**PROBLEM**
Filter out everything except lines holding "recipient".

Saved data entries
══════════
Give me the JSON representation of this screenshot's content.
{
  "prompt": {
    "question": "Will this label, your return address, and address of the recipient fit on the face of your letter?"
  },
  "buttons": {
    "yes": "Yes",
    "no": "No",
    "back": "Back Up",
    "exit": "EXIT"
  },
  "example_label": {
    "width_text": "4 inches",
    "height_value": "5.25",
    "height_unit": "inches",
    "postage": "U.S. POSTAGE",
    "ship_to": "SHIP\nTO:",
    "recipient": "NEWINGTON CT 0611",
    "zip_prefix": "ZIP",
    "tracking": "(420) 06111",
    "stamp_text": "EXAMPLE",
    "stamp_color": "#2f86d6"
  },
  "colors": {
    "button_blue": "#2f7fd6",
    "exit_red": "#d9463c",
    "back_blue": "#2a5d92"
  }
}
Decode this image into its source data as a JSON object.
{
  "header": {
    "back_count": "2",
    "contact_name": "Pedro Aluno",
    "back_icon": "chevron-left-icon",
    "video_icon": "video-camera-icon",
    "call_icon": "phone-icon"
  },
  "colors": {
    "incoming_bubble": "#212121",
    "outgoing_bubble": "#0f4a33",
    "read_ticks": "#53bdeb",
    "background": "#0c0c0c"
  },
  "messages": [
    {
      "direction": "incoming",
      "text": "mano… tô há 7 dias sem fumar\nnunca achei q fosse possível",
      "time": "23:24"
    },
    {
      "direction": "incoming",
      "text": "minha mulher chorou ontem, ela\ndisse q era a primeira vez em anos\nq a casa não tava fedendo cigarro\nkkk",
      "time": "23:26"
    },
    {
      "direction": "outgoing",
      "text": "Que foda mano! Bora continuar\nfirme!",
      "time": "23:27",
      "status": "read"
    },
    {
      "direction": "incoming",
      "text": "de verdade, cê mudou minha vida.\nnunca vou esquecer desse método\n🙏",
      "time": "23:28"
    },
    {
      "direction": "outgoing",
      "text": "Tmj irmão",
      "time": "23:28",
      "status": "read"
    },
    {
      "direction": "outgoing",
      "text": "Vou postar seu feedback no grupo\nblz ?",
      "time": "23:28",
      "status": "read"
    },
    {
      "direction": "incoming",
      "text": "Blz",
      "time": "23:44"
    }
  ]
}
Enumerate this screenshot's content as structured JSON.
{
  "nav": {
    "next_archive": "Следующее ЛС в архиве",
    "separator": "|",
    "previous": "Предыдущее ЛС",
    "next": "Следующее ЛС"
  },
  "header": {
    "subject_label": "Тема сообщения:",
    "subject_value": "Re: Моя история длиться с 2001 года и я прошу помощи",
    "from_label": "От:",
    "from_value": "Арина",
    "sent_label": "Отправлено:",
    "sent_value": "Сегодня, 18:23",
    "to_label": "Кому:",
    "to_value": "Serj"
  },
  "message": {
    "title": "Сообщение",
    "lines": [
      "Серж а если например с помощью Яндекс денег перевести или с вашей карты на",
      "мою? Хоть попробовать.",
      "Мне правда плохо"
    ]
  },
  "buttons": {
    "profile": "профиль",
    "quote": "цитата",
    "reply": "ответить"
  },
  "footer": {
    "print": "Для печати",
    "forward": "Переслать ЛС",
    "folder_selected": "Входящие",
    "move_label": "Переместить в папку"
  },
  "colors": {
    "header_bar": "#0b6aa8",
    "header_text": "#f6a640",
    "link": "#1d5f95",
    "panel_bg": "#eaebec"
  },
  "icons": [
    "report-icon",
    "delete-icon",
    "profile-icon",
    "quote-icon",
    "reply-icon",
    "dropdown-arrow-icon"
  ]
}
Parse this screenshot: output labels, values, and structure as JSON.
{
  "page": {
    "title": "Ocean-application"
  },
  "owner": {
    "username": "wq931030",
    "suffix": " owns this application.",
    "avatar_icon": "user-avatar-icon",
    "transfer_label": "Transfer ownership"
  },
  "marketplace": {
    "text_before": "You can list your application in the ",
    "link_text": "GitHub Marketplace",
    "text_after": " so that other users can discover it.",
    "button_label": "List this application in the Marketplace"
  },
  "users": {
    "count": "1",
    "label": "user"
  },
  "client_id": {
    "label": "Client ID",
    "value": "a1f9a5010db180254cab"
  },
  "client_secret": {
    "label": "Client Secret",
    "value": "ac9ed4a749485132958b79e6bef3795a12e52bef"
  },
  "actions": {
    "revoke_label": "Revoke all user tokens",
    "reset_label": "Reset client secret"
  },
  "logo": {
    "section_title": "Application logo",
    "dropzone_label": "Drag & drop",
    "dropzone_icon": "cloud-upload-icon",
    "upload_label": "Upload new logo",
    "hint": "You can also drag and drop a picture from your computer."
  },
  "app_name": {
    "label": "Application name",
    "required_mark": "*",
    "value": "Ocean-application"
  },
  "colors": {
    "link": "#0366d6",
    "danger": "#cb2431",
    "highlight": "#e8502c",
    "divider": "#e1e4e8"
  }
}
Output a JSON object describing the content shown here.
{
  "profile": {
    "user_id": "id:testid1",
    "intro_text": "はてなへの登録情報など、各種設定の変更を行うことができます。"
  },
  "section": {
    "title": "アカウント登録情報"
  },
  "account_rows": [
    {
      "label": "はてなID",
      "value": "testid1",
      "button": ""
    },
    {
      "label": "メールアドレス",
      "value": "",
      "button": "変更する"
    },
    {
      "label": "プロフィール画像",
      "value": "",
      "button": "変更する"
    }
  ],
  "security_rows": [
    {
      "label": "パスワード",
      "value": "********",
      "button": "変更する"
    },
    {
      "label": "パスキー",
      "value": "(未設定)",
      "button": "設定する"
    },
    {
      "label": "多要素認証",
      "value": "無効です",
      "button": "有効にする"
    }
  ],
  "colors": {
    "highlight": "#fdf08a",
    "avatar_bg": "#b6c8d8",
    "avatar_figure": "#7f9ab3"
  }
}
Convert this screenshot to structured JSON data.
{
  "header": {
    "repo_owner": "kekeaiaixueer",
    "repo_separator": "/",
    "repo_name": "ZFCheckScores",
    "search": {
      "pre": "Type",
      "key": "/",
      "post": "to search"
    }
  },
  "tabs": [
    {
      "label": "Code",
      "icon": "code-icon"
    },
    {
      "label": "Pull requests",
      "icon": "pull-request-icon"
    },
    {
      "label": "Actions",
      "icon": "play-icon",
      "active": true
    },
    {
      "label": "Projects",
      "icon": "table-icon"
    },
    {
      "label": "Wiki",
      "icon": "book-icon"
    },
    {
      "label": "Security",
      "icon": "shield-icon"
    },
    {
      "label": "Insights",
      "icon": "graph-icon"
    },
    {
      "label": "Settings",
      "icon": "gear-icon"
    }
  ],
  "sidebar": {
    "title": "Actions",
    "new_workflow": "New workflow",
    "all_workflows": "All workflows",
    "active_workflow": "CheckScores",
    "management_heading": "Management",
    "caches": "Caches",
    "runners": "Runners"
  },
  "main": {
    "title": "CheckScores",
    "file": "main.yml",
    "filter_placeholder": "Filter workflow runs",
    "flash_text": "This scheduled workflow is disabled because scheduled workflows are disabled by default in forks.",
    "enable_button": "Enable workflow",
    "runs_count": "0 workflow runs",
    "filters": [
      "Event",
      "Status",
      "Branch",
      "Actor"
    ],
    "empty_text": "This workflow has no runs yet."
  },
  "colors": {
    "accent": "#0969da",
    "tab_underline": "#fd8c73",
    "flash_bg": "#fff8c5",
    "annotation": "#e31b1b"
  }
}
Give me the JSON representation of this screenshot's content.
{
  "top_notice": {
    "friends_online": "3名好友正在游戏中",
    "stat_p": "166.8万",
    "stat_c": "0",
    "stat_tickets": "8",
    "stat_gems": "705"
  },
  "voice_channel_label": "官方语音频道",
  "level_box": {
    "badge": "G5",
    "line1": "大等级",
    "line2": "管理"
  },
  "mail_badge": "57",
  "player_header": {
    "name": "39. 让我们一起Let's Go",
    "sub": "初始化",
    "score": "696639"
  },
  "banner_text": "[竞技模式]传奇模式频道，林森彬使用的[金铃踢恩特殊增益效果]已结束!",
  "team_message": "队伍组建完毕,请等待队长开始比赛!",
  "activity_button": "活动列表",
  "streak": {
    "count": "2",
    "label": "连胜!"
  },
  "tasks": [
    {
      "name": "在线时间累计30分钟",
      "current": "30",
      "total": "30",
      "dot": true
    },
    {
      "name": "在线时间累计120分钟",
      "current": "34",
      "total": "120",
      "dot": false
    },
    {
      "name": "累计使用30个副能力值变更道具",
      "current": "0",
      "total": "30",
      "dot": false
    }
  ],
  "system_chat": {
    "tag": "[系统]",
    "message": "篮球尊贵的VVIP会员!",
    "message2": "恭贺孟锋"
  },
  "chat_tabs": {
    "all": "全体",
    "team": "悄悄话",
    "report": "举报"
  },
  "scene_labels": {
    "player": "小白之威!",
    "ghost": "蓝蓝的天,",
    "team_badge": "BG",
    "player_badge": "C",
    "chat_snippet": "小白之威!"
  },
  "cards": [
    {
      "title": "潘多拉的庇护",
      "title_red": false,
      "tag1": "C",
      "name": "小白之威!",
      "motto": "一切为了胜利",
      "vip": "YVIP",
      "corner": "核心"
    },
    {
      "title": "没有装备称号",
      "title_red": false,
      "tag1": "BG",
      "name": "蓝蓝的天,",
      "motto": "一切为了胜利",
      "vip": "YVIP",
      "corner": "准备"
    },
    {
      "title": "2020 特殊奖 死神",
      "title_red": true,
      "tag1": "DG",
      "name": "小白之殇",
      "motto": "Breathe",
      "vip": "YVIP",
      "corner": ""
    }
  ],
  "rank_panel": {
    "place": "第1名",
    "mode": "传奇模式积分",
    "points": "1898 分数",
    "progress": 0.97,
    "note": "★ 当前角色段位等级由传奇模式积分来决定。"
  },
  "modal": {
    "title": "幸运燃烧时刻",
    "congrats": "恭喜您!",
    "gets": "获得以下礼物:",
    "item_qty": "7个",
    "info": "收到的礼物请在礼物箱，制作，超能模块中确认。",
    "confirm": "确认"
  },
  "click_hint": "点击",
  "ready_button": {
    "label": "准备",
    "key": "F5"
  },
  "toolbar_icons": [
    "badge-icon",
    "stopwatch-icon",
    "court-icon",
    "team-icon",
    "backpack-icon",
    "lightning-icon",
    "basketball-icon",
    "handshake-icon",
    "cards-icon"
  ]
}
══════════
**EXPECTED ANSWER**
    "question": "Will this label, your return address, and address of the recipient fit on the face of your letter?"
    "recipient": "NEWINGTON CT 0611",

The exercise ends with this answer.